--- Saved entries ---
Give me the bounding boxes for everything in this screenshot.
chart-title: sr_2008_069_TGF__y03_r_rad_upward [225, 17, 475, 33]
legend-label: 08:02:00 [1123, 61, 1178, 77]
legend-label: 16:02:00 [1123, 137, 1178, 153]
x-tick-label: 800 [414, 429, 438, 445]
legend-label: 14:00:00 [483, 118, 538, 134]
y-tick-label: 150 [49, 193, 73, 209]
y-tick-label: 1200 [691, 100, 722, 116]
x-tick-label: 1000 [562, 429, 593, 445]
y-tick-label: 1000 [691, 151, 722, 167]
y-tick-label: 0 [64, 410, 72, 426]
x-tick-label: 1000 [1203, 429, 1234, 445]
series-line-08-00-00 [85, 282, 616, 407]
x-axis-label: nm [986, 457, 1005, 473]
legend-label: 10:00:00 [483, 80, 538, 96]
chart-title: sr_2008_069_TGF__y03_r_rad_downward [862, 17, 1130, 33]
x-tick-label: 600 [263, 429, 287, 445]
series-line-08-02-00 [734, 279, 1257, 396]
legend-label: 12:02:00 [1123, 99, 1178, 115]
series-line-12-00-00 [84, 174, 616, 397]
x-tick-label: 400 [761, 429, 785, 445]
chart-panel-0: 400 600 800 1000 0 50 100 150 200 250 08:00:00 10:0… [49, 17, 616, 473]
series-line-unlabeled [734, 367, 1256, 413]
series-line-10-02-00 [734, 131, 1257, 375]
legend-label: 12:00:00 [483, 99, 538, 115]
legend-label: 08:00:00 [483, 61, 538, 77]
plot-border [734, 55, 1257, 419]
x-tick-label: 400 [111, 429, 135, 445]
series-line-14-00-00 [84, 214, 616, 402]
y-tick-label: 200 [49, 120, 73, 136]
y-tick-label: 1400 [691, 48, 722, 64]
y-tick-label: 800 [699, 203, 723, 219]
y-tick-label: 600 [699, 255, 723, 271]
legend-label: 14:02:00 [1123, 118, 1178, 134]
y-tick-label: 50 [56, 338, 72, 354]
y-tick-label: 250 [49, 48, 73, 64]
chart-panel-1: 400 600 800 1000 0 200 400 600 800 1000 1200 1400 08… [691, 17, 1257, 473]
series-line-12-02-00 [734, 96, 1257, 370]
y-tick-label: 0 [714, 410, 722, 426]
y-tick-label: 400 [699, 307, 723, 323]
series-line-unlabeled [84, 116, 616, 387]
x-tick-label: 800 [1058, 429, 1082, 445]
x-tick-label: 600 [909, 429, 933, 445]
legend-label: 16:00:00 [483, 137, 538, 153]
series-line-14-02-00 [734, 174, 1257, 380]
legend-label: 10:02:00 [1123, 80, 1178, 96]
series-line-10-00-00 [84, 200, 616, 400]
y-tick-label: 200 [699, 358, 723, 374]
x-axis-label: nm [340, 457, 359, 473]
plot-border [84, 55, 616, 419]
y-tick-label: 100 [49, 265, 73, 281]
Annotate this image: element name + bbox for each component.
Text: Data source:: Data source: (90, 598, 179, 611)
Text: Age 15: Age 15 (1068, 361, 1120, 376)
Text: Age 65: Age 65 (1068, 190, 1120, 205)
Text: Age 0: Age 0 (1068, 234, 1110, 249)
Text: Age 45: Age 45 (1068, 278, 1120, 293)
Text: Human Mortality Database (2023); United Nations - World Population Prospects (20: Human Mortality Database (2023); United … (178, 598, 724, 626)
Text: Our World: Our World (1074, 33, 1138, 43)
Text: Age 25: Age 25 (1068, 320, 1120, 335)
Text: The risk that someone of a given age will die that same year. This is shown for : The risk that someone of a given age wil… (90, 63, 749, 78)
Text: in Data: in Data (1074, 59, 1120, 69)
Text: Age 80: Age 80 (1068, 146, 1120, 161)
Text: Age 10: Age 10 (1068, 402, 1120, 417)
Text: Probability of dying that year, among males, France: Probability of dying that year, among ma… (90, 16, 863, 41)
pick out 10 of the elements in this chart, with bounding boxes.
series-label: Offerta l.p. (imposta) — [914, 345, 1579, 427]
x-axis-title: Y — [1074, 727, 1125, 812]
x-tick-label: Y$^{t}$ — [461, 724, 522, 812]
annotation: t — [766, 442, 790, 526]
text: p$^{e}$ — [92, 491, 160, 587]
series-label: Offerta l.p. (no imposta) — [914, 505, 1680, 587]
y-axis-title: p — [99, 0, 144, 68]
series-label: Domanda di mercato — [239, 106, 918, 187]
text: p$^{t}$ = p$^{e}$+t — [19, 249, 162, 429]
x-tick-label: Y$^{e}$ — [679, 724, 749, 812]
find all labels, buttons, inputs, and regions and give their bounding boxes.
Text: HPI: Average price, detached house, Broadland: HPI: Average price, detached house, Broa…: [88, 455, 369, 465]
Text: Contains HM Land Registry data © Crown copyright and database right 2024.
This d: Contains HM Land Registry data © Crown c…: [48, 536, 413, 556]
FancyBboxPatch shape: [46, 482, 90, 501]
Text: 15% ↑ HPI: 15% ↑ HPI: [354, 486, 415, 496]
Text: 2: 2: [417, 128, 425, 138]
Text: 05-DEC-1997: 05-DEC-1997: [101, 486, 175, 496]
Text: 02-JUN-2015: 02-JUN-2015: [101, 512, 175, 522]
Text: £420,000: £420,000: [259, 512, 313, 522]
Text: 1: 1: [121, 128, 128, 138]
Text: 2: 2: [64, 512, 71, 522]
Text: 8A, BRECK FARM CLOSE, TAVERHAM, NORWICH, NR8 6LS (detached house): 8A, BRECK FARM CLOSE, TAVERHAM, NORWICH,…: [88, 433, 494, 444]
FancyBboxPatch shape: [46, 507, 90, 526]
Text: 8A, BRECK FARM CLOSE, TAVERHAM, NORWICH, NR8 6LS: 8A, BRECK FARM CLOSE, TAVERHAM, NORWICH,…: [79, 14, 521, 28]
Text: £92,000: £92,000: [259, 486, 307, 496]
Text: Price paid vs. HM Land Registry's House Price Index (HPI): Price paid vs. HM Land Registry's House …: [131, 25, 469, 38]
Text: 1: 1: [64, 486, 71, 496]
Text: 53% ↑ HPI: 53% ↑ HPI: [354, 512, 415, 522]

--- Directions ---
Convert every line of the data above into a Markdown table with two columns, "Number" for the row number and "Entry" for the line itself. Skip any blank lines.

--- Full output ---
| Number | Entry |
|---|---|
| 1 | Give me the bounding boxes for everything in this screenshot. |
| 2 | chart-title: sr_2008_069_TGF__y03_r_rad_upward [225, 17, 475, 33] |
| 3 | legend-label: 08:02:00 [1123, 61, 1178, 77] |
| 4 | legend-label: 16:02:00 [1123, 137, 1178, 153] |
| 5 | x-tick-label: 800 [414, 429, 438, 445] |
| 6 | legend-label: 14:00:00 [483, 118, 538, 134] |
| 7 | y-tick-label: 150 [49, 193, 73, 209] |
| 8 | y-tick-label: 1200 [691, 100, 722, 116] |
| 9 | x-tick-label: 1000 [562, 429, 593, 445] |
| 10 | y-tick-label: 1000 [691, 151, 722, 167] |
| 11 | y-tick-label: 0 [64, 410, 72, 426] |
| 12 | x-tick-label: 1000 [1203, 429, 1234, 445] |
| 13 | series-line-08-00-00 [85, 282, 616, 407] |
| 14 | x-axis-label: nm [986, 457, 1005, 473] |
| 15 | legend-label: 10:00:00 [483, 80, 538, 96] |
| 16 | chart-title: sr_2008_069_TGF__y03_r_rad_downward [862, 17, 1130, 33] |
| 17 | x-tick-label: 600 [263, 429, 287, 445] |
| 18 | series-line-08-02-00 [734, 279, 1257, 396] |
| 19 | legend-label: 12:02:00 [1123, 99, 1178, 115] |
| 20 | series-line-12-00-00 [84, 174, 616, 397] |
| 21 | x-tick-label: 400 [761, 429, 785, 445] |
| 22 | chart-panel-0: 400 600 800 1000 0 50 100 150 200 250 08:00:00 10:0… [49, 17, 616, 473] |
| 23 | series-line-unlabeled [734, 367, 1256, 413] |
| 24 | series-line-10-02-00 [734, 131, 1257, 375] |
| 25 | legend-label: 12:00:00 [483, 99, 538, 115] |
| 26 | legend-label: 08:00:00 [483, 61, 538, 77] |
| 27 | plot-border [734, 55, 1257, 419] |
| 28 | x-tick-label: 400 [111, 429, 135, 445] |
| 29 | series-line-14-00-00 [84, 214, 616, 402] |
| 30 | y-tick-label: 200 [49, 120, 73, 136] |
| 31 | y-tick-label: 1400 [691, 48, 722, 64] |
| 32 | y-tick-label: 800 [699, 203, 723, 219] |
| 33 | y-tick-label: 600 [699, 255, 723, 271] |
| 34 | legend-label: 14:02:00 [1123, 118, 1178, 134] |
| 35 | y-tick-label: 50 [56, 338, 72, 354] |
| 36 | y-tick-label: 250 [49, 48, 73, 64] |
| 37 | chart-panel-1: 400 600 800 1000 0 200 400 600 800 1000 1200 1400 08… [691, 17, 1257, 473] |
| 38 | series-line-12-02-00 [734, 96, 1257, 370] |
| 39 | y-tick-label: 0 [714, 410, 722, 426] |
| 40 | y-tick-label: 400 [699, 307, 723, 323] |
| 41 | series-line-unlabeled [84, 116, 616, 387] |
| 42 | x-tick-label: 800 [1058, 429, 1082, 445] |
| 43 | x-tick-label: 600 [909, 429, 933, 445] |
| 44 | legend-label: 16:00:00 [483, 137, 538, 153] |
| 45 | series-line-14-02-00 [734, 174, 1257, 380] |
| 46 | legend-label: 10:02:00 [1123, 80, 1178, 96] |
| 47 | series-line-10-00-00 [84, 200, 616, 400] |
| 48 | y-tick-label: 200 [699, 358, 723, 374] |
| 49 | x-axis-label: nm [340, 457, 359, 473] |
| 50 | plot-border [84, 55, 616, 419] |
| 51 | y-tick-label: 100 [49, 265, 73, 281] |
| 52 | Annotate this image: element name + bbox for each component. |
| 53 | Text: Data source:: Data source: (90, 598, 179, 611) |
| 54 | Text: Age 15: Age 15 (1068, 361, 1120, 376) |
| 55 | Text: Age 65: Age 65 (1068, 190, 1120, 205) |
| 56 | Text: Age 0: Age 0 (1068, 234, 1110, 249) |
| 57 | Text: Age 45: Age 45 (1068, 278, 1120, 293) |
| 58 | Text: Human Mortality Database (2023); United Nations - World Population Prospects (20: Human Mortality Database (2023); United … (178, 598, 724, 626) |
| 59 | Text: Our World: Our World (1074, 33, 1138, 43) |
| 60 | Text: Age 25: Age 25 (1068, 320, 1120, 335) |
| 61 | Text: The risk that someone of a given age will die that same year. This is shown for : The risk that someone of a given age wil… (90, 63, 749, 78) |
| 62 | Text: in Data: in Data (1074, 59, 1120, 69) |
| 63 | Text: Age 80: Age 80 (1068, 146, 1120, 161) |
| 64 | Text: Age 10: Age 10 (1068, 402, 1120, 417) |
| 65 | Text: Probability of dying that year, among males, France: Probability of dying that year, among ma… (90, 16, 863, 41) |
| 66 | pick out 10 of the elements in this chart, with bounding boxes. |
| 67 | series-label: Offerta l.p. (imposta) — [914, 345, 1579, 427] |
| 68 | x-axis-title: Y — [1074, 727, 1125, 812] |
| 69 | x-tick-label: Y$^{t}$ — [461, 724, 522, 812] |
| 70 | annotation: t — [766, 442, 790, 526] |
| 71 | text: p$^{e}$ — [92, 491, 160, 587] |
| 72 | series-label: Offerta l.p. (no imposta) — [914, 505, 1680, 587] |
| 73 | y-axis-title: p — [99, 0, 144, 68] |
| 74 | series-label: Domanda di mercato — [239, 106, 918, 187] |
| 75 | text: p$^{t}$ = p$^{e}$+t — [19, 249, 162, 429] |
| 76 | x-tick-label: Y$^{e}$ — [679, 724, 749, 812] |
| 77 | find all labels, buttons, inputs, and regions and give their bounding boxes. |
| 78 | Text: HPI: Average price, detached house, Broadland: HPI: Average price, detached house, Broa…: [88, 455, 369, 465] |
| 79 | Text: Contains HM Land Registry data © Crown copyright and database right 2024. |
| 80 | This d: Contains HM Land Registry data © Crown c…: [48, 536, 413, 556] |
| 81 | FancyBboxPatch shape: [46, 482, 90, 501] |
| 82 | Text: 15% ↑ HPI: 15% ↑ HPI: [354, 486, 415, 496] |
| 83 | Text: 2: 2: [417, 128, 425, 138] |
| 84 | Text: 05-DEC-1997: 05-DEC-1997: [101, 486, 175, 496] |
| 85 | Text: 02-JUN-2015: 02-JUN-2015: [101, 512, 175, 522] |
| 86 | Text: £420,000: £420,000: [259, 512, 313, 522] |
| 87 | Text: 1: 1: [121, 128, 128, 138] |
| 88 | Text: 2: 2: [64, 512, 71, 522] |
| 89 | Text: 8A, BRECK FARM CLOSE, TAVERHAM, NORWICH, NR8 6LS (detached house): 8A, BRECK FARM CLOSE, TAVERHAM, NORWICH,…: [88, 433, 494, 444] |
| 90 | FancyBboxPatch shape: [46, 507, 90, 526] |
| 91 | Text: 8A, BRECK FARM CLOSE, TAVERHAM, NORWICH, NR8 6LS: 8A, BRECK FARM CLOSE, TAVERHAM, NORWICH,…: [79, 14, 521, 28] |
| 92 | Text: £92,000: £92,000: [259, 486, 307, 496] |
| 93 | Text: Price paid vs. HM Land Registry's House Price Index (HPI): Price paid vs. HM Land Registry's House …: [131, 25, 469, 38] |
| 94 | Text: 1: 1: [64, 486, 71, 496] |
| 95 | Text: 53% ↑ HPI: 53% ↑ HPI: [354, 512, 415, 522] |